→ **PROBLEM TO SOLVE**
Write out the complete material exactly as it stands.

→ **DATA**
——

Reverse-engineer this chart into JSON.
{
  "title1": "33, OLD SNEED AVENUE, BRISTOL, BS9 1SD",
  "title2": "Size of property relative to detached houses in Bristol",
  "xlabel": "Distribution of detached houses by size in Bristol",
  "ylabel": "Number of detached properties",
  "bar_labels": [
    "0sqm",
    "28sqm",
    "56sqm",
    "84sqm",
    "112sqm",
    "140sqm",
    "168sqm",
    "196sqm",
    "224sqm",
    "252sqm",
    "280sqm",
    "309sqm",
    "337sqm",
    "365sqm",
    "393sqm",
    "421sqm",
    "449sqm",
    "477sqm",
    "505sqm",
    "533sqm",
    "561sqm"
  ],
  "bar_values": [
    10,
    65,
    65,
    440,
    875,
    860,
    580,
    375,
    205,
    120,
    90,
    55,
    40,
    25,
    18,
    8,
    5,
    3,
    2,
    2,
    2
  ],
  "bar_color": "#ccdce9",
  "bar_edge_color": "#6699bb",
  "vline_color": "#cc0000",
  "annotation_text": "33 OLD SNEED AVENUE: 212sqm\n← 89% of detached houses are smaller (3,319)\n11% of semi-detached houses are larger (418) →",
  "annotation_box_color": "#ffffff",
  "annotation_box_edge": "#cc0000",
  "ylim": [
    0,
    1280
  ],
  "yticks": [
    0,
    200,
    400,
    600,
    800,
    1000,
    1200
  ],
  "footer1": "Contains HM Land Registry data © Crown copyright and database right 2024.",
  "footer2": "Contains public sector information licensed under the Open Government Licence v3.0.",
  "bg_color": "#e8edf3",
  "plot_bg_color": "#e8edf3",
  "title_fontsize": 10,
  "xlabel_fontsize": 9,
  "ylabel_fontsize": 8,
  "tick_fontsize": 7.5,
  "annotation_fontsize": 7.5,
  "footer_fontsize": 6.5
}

——

→ **FULL RESPONSE**
Reverse-engineer this chart into JSON.
{
  "title1": "33, OLD SNEED AVENUE, BRISTOL, BS9 1SD",
  "title2": "Size of property relative to detached houses in Bristol",
  "xlabel": "Distribution of detached houses by size in Bristol",
  "ylabel": "Number of detached properties",
  "bar_labels": [
    "0sqm",
    "28sqm",
    "56sqm",
    "84sqm",
    "112sqm",
    "140sqm",
    "168sqm",
    "196sqm",
    "224sqm",
    "252sqm",
    "280sqm",
    "309sqm",
    "337sqm",
    "365sqm",
    "393sqm",
    "421sqm",
    "449sqm",
    "477sqm",
    "505sqm",
    "533sqm",
    "561sqm"
  ],
  "bar_values": [
    10,
    65,
    65,
    440,
    875,
    860,
    580,
    375,
    205,
    120,
    90,
    55,
    40,
    25,
    18,
    8,
    5,
    3,
    2,
    2,
    2
  ],
  "bar_color": "#ccdce9",
  "bar_edge_color": "#6699bb",
  "vline_color": "#cc0000",
  "annotation_text": "33 OLD SNEED AVENUE: 212sqm\n← 89% of detached houses are smaller (3,319)\n11% of semi-detached houses are larger (418) →",
  "annotation_box_color": "#ffffff",
  "annotation_box_edge": "#cc0000",
  "ylim": [
    0,
    1280
  ],
  "yticks": [
    0,
    200,
    400,
    600,
    800,
    1000,
    1200
  ],
  "footer1": "Contains HM Land Registry data © Crown copyright and database right 2024.",
  "footer2": "Contains public sector information licensed under the Open Government Licence v3.0.",
  "bg_color": "#e8edf3",
  "plot_bg_color": "#e8edf3",
  "title_fontsize": 10,
  "xlabel_fontsize": 9,
  "ylabel_fontsize": 8,
  "tick_fontsize": 7.5,
  "annotation_fontsize": 7.5,
  "footer_fontsize": 6.5
}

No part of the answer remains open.